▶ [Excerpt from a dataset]
^^^^^^^^
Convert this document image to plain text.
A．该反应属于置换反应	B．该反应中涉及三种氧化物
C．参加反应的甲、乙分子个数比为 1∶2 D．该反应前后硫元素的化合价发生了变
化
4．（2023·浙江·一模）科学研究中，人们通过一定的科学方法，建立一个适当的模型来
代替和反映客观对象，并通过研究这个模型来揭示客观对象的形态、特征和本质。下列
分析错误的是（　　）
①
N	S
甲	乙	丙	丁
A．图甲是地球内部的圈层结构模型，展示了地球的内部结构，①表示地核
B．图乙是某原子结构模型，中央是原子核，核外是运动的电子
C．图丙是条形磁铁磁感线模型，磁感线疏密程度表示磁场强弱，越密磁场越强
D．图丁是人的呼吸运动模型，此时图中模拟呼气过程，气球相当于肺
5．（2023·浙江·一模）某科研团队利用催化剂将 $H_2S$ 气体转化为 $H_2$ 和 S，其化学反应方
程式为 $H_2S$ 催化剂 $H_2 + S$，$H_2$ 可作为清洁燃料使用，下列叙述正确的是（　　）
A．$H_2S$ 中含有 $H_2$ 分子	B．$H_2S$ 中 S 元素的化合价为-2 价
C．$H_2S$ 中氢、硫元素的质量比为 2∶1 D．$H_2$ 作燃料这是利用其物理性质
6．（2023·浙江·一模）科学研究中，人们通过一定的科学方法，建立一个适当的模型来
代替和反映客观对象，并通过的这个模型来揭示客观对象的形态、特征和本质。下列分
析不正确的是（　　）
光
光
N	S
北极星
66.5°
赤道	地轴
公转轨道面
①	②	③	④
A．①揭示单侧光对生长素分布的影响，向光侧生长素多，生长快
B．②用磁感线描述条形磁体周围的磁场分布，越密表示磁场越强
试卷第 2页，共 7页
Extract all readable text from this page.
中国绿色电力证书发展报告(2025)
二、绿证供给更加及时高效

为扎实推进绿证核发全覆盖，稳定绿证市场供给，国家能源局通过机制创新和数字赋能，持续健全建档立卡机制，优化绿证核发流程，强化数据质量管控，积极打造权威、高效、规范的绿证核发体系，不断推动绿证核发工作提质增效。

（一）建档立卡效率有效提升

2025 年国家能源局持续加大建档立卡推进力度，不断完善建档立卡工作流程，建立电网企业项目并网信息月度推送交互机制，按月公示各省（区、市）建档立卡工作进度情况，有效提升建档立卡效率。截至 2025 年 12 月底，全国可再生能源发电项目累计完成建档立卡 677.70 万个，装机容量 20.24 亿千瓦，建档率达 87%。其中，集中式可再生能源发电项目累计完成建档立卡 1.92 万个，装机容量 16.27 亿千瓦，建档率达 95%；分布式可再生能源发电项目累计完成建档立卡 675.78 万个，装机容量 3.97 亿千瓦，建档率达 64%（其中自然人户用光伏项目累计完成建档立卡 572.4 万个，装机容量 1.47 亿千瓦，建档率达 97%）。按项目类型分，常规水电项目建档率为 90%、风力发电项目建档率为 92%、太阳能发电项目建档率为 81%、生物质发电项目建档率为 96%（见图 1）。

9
^^^^^^^^
▶ [WHAT TO PRODUCE] Extract, from the listing above, every line where the string "特征和本质" occurs.

▶ [OUTPUT OF THE TASK]
代替和反映客观对象，并通过研究这个模型来揭示客观对象的形态、特征和本质。下列
代替和反映客观对象，并通过的这个模型来揭示客观对象的形态、特征和本质。下列分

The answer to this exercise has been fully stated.